Omit all images. Write out the rest of the material exactly.

## start Dataset records

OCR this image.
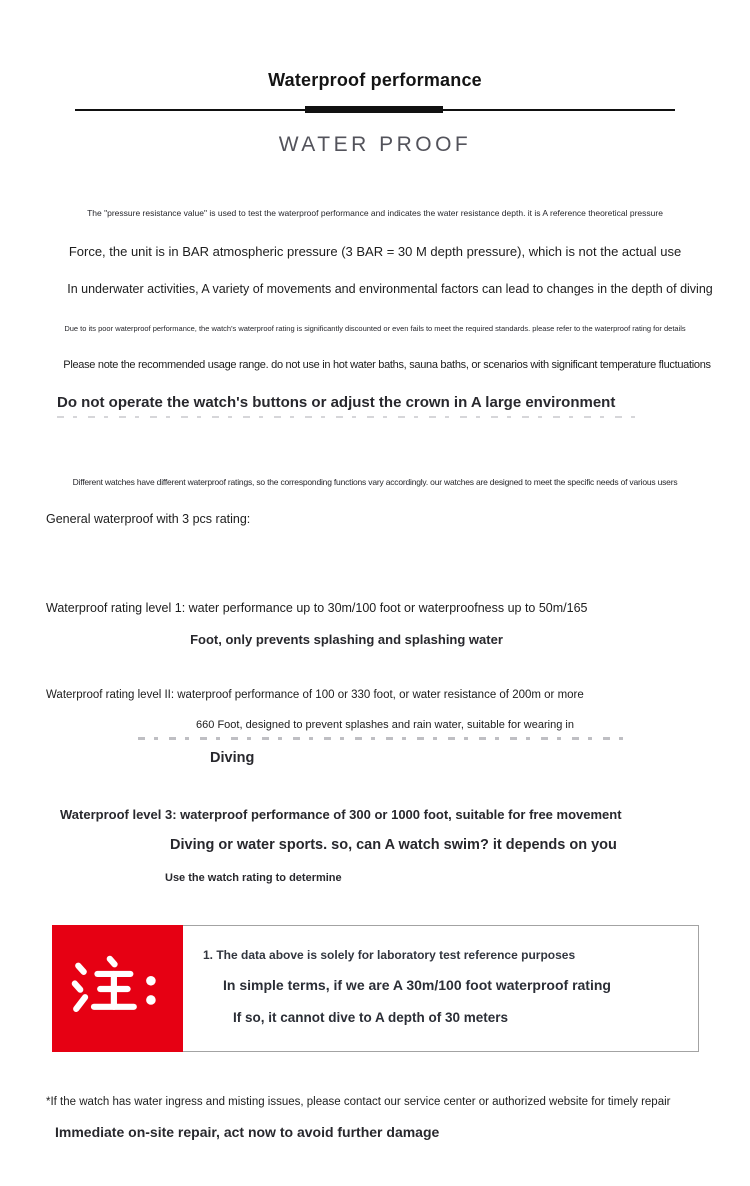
Waterproof performance
WATER PROOF
The "pressure resistance value" is used to test the waterproof performance and indicates the water resistance depth. it is A reference theoretical pressure
Force, the unit is in BAR atmospheric pressure (3 BAR = 30 M depth pressure), which is not the actual use
In underwater activities, A variety of movements and environmental factors can lead to changes in the depth of diving
Due to its poor waterproof performance, the watch's waterproof rating is significantly discounted or even fails to meet the required standards. please refer to the waterproof rating for details
Please note the recommended usage range. do not use in hot water baths, sauna baths, or scenarios with significant temperature fluctuations
Do not operate the watch's buttons or adjust the crown in A large environment
Different watches have different waterproof ratings, so the corresponding functions vary accordingly. our watches are designed to meet the specific needs of various users
General waterproof with 3 pcs rating:
Waterproof rating level 1: water performance up to 30m/100 foot or waterproofness up to 50m/165
Foot, only prevents splashing and splashing water
Waterproof rating level II: waterproof performance of 100 or 330 foot, or water resistance of 200m or more
660 Foot, designed to prevent splashes and rain water, suitable for wearing in
Diving
Waterproof level 3: waterproof performance of 300 or 1000 foot, suitable for free movement
Diving or water sports. so, can A watch swim? it depends on you
Use the watch rating to determine
1. The data above is solely for laboratory test reference purposes
In simple terms, if we are A 30m/100 foot waterproof rating
If so, it cannot dive to A depth of 30 meters
*If the watch has water ingress and misting issues, please contact our service center or authorized website for timely repair
Immediate on-site repair, act now to avoid further damage
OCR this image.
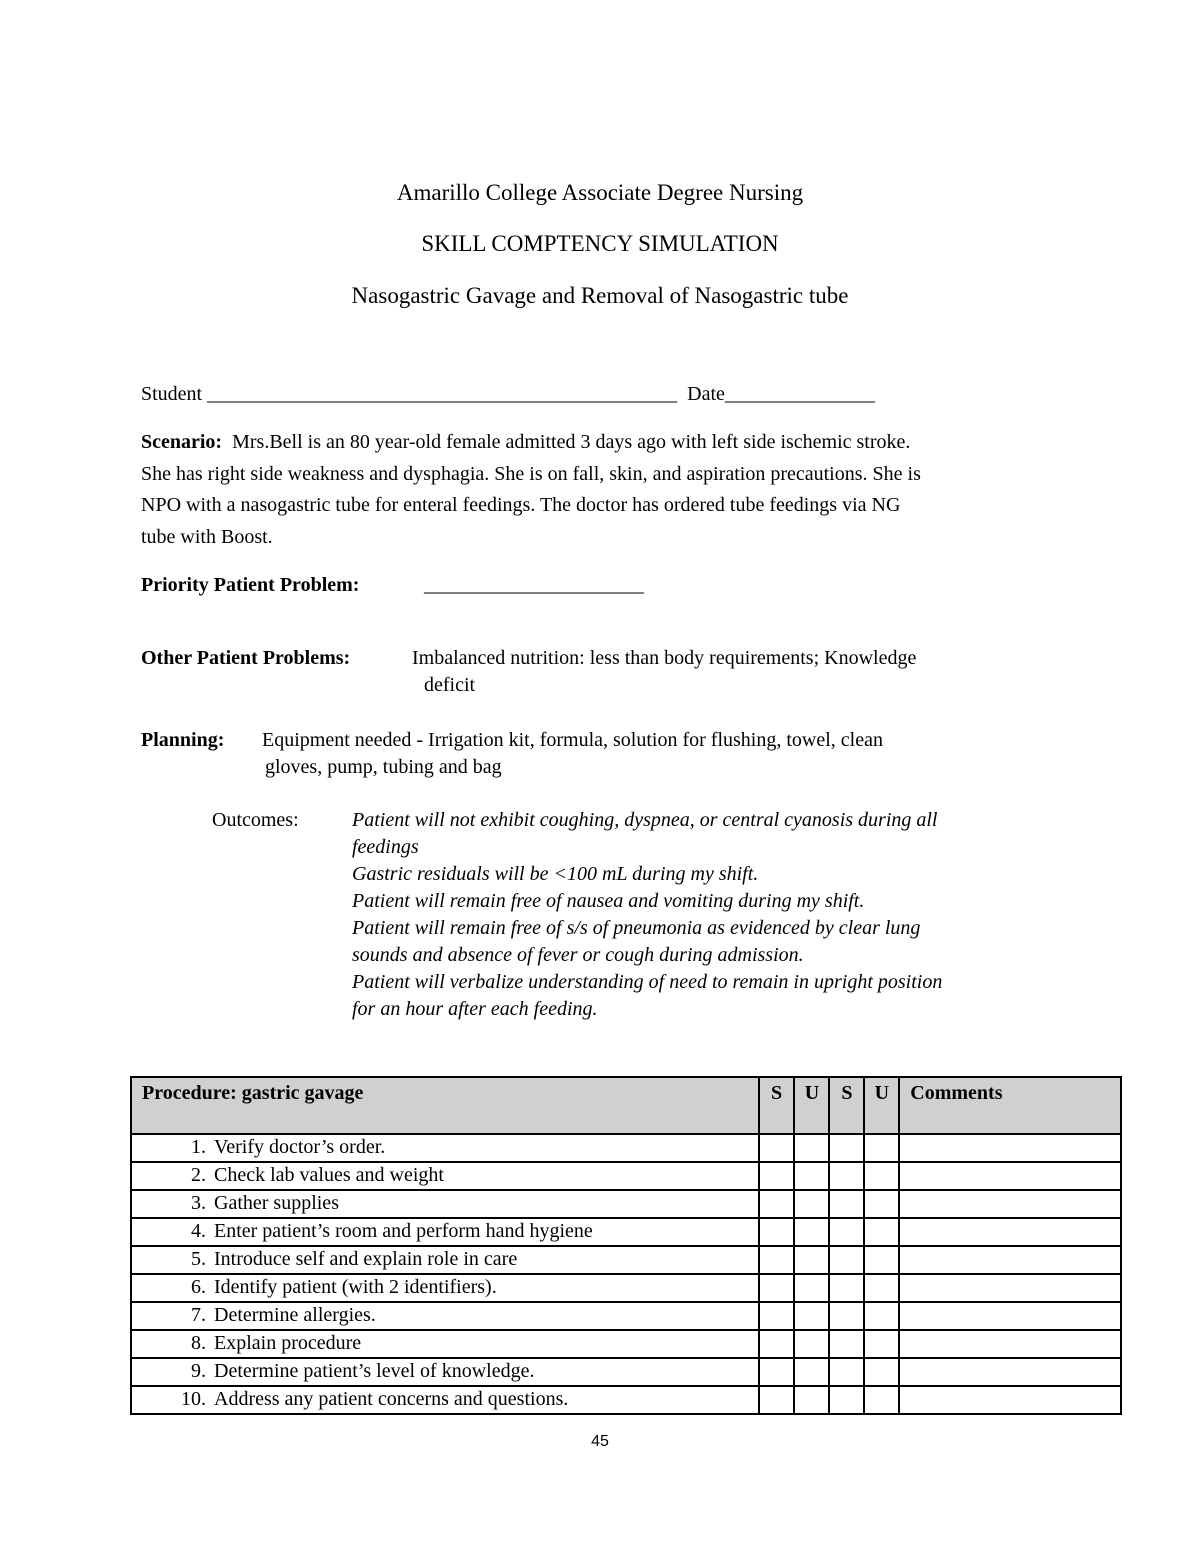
Amarillo College Associate Degree Nursing
SKILL COMPTENCY SIMULATION
Nasogastric Gavage and Removal of Nasogastric tube
Student _______________________________________________ Date_______________
Scenario: Mrs.Bell is an 80 year-old female admitted 3 days ago with left side ischemic stroke.
She has right side weakness and dysphagia. She is on fall, skin, and aspiration precautions. She is
NPO with a nasogastric tube for enteral feedings. The doctor has ordered tube feedings via NG
tube with Boost.
Priority Patient Problem:	______________________
Other Patient Problems:	Imbalanced nutrition: less than body requirements; Knowledge
deficit
Planning: Equipment needed - Irrigation kit, formula, solution for flushing, towel, clean
gloves, pump, tubing and bag
Outcomes:	Patient will not exhibit coughing, dyspnea, or central cyanosis during all
feedings
Gastric residuals will be <100 mL during my shift.
Patient will remain free of nausea and vomiting during my shift.
Patient will remain free of s/s of pneumonia as evidenced by clear lung
sounds and absence of fever or cough during admission.
Patient will verbalize understanding of need to remain in upright position
for an hour after each feeding.
Procedure: gastric gavage	S	U	S	U	Comments
1. Verify doctor’s order.					
2. Check lab values and weight					
3. Gather supplies					
4. Enter patient’s room and perform hand hygiene					
5. Introduce self and explain role in care					
6. Identify patient (with 2 identifiers).					
7. Determine allergies.					
8. Explain procedure					
9. Determine patient’s level of knowledge.					
10. Address any patient concerns and questions.					
45
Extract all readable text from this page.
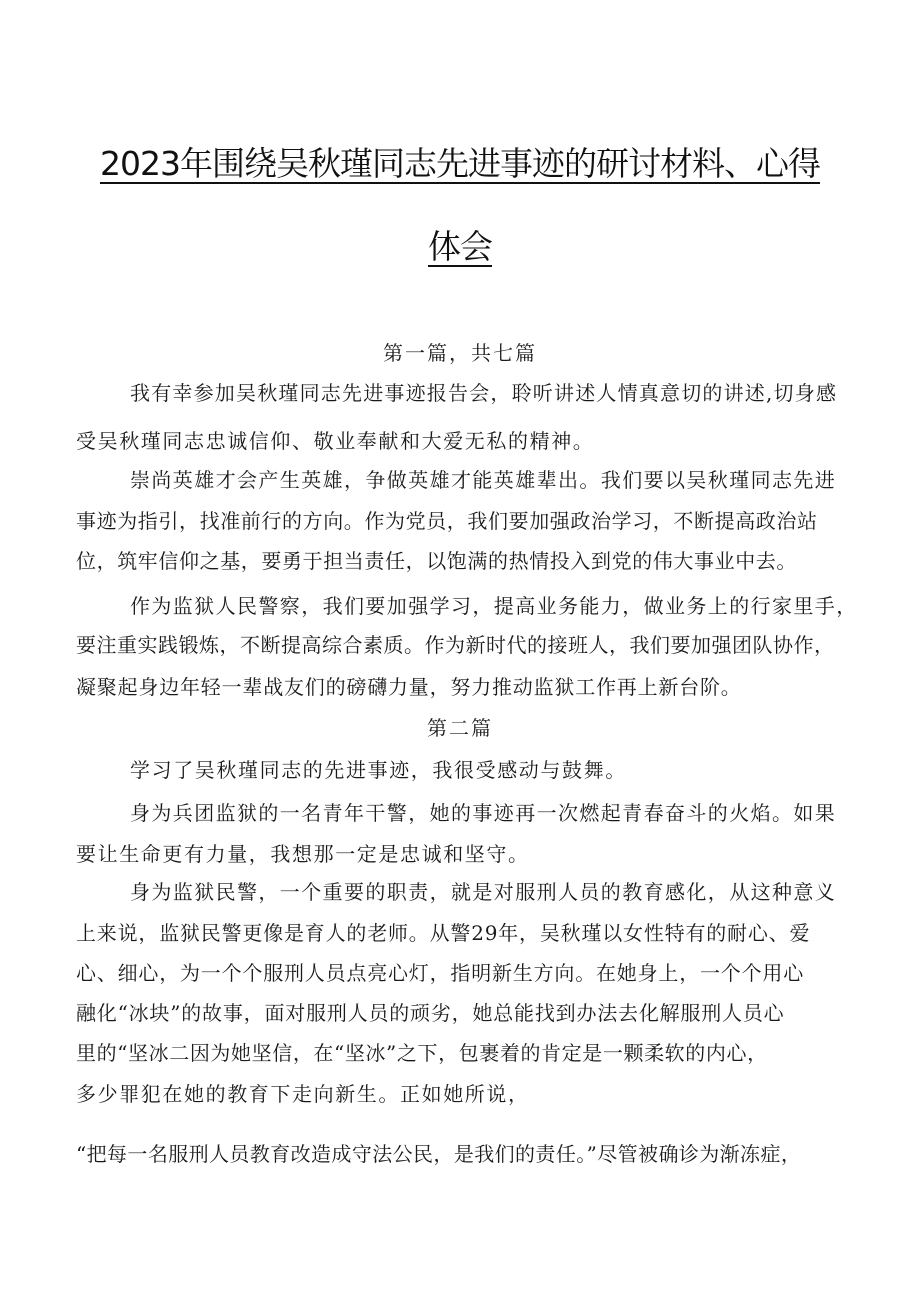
2023年围绕吴秋瑾同志先进事迹的研讨材料、心得
体会
第一篇，共七篇
我有幸参加吴秋瑾同志先进事迹报告会，聆听讲述人情真意切的讲述,切身感
受吴秋瑾同志忠诚信仰、敬业奉献和大爱无私的精神。
崇尚英雄才会产生英雄，争做英雄才能英雄辈出。我们要以吴秋瑾同志先进
事迹为指引，找准前行的方向。作为党员，我们要加强政治学习，不断提高政治站
位，筑牢信仰之基，要勇于担当责任，以饱满的热情投入到党的伟大事业中去。
作为监狱人民警察，我们要加强学习，提高业务能力，做业务上的行家里手，
要注重实践锻炼，不断提高综合素质。作为新时代的接班人，我们要加强团队协作，
凝聚起身边年轻一辈战友们的磅礴力量，努力推动监狱工作再上新台阶。
第二篇
学习了吴秋瑾同志的先进事迹，我很受感动与鼓舞。
身为兵团监狱的一名青年干警，她的事迹再一次燃起青春奋斗的火焰。如果
要让生命更有力量，我想那一定是忠诚和坚守。
身为监狱民警，一个重要的职责，就是对服刑人员的教育感化，从这种意义
上来说，监狱民警更像是育人的老师。从警29年，吴秋瑾以女性特有的耐心、爱
心、细心，为一个个服刑人员点亮心灯，指明新生方向。在她身上，一个个用心
融化“冰块”的故事，面对服刑人员的顽劣，她总能找到办法去化解服刑人员心
里的“坚冰二因为她坚信，在“坚冰”之下，包裹着的肯定是一颗柔软的内心，
多少罪犯在她的教育下走向新生。正如她所说，
“把每一名服刑人员教育改造成守法公民，是我们的责任。”尽管被确诊为渐冻症，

## end Dataset records

■ Result of the task ■
OCR this image.
Waterproof performance
WATER PROOF
The "pressure resistance value" is used to test the waterproof performance and indicates the water resistance depth. it is A reference theoretical pressure
Force, the unit is in BAR atmospheric pressure (3 BAR = 30 M depth pressure), which is not the actual use
In underwater activities, A variety of movements and environmental factors can lead to changes in the depth of diving
Due to its poor waterproof performance, the watch's waterproof rating is significantly discounted or even fails to meet the required standards. please refer to the waterproof rating for details
Please note the recommended usage range. do not use in hot water baths, sauna baths, or scenarios with significant temperature fluctuations
Do not operate the watch's buttons or adjust the crown in A large environment
Different watches have different waterproof ratings, so the corresponding functions vary accordingly. our watches are designed to meet the specific needs of various users
General waterproof with 3 pcs rating:
Waterproof rating level 1: water performance up to 30m/100 foot or waterproofness up to 50m/165
Foot, only prevents splashing and splashing water
Waterproof rating level II: waterproof performance of 100 or 330 foot, or water resistance of 200m or more
660 Foot, designed to prevent splashes and rain water, suitable for wearing in
Diving
Waterproof level 3: waterproof performance of 300 or 1000 foot, suitable for free movement
Diving or water sports. so, can A watch swim? it depends on you
Use the watch rating to determine
1. The data above is solely for laboratory test reference purposes
In simple terms, if we are A 30m/100 foot waterproof rating
If so, it cannot dive to A depth of 30 meters
*If the watch has water ingress and misting issues, please contact our service center or authorized website for timely repair
Immediate on-site repair, act now to avoid further damage
OCR this image.
Amarillo College Associate Degree Nursing
SKILL COMPTENCY SIMULATION
Nasogastric Gavage and Removal of Nasogastric tube
Student _______________________________________________ Date_______________
Scenario: Mrs.Bell is an 80 year-old female admitted 3 days ago with left side ischemic stroke.
She has right side weakness and dysphagia. She is on fall, skin, and aspiration precautions. She is
NPO with a nasogastric tube for enteral feedings. The doctor has ordered tube feedings via NG
tube with Boost.
Priority Patient Problem:	______________________
Other Patient Problems:	Imbalanced nutrition: less than body requirements; Knowledge
deficit
Planning: Equipment needed - Irrigation kit, formula, solution for flushing, towel, clean
gloves, pump, tubing and bag
Outcomes:	Patient will not exhibit coughing, dyspnea, or central cyanosis during all
feedings
Gastric residuals will be <100 mL during my shift.
Patient will remain free of nausea and vomiting during my shift.
Patient will remain free of s/s of pneumonia as evidenced by clear lung
sounds and absence of fever or cough during admission.
Patient will verbalize understanding of need to remain in upright position
for an hour after each feeding.
Procedure: gastric gavage	S	U	S	U	Comments
1. Verify doctor’s order.					
2. Check lab values and weight					
3. Gather supplies					
4. Enter patient’s room and perform hand hygiene					
5. Introduce self and explain role in care					
6. Identify patient (with 2 identifiers).					
7. Determine allergies.					
8. Explain procedure					
9. Determine patient’s level of knowledge.					
10. Address any patient concerns and questions.					
45
Extract all readable text from this page.
2023年围绕吴秋瑾同志先进事迹的研讨材料、心得
体会
第一篇，共七篇
我有幸参加吴秋瑾同志先进事迹报告会，聆听讲述人情真意切的讲述,切身感
受吴秋瑾同志忠诚信仰、敬业奉献和大爱无私的精神。
崇尚英雄才会产生英雄，争做英雄才能英雄辈出。我们要以吴秋瑾同志先进
事迹为指引，找准前行的方向。作为党员，我们要加强政治学习，不断提高政治站
位，筑牢信仰之基，要勇于担当责任，以饱满的热情投入到党的伟大事业中去。
作为监狱人民警察，我们要加强学习，提高业务能力，做业务上的行家里手，
要注重实践锻炼，不断提高综合素质。作为新时代的接班人，我们要加强团队协作，
凝聚起身边年轻一辈战友们的磅礴力量，努力推动监狱工作再上新台阶。
第二篇
学习了吴秋瑾同志的先进事迹，我很受感动与鼓舞。
身为兵团监狱的一名青年干警，她的事迹再一次燃起青春奋斗的火焰。如果
要让生命更有力量，我想那一定是忠诚和坚守。
身为监狱民警，一个重要的职责，就是对服刑人员的教育感化，从这种意义
上来说，监狱民警更像是育人的老师。从警29年，吴秋瑾以女性特有的耐心、爱
心、细心，为一个个服刑人员点亮心灯，指明新生方向。在她身上，一个个用心
融化“冰块”的故事，面对服刑人员的顽劣，她总能找到办法去化解服刑人员心
里的“坚冰二因为她坚信，在“坚冰”之下，包裹着的肯定是一颗柔软的内心，
多少罪犯在她的教育下走向新生。正如她所说，
“把每一名服刑人员教育改造成守法公民，是我们的责任。”尽管被确诊为渐冻症，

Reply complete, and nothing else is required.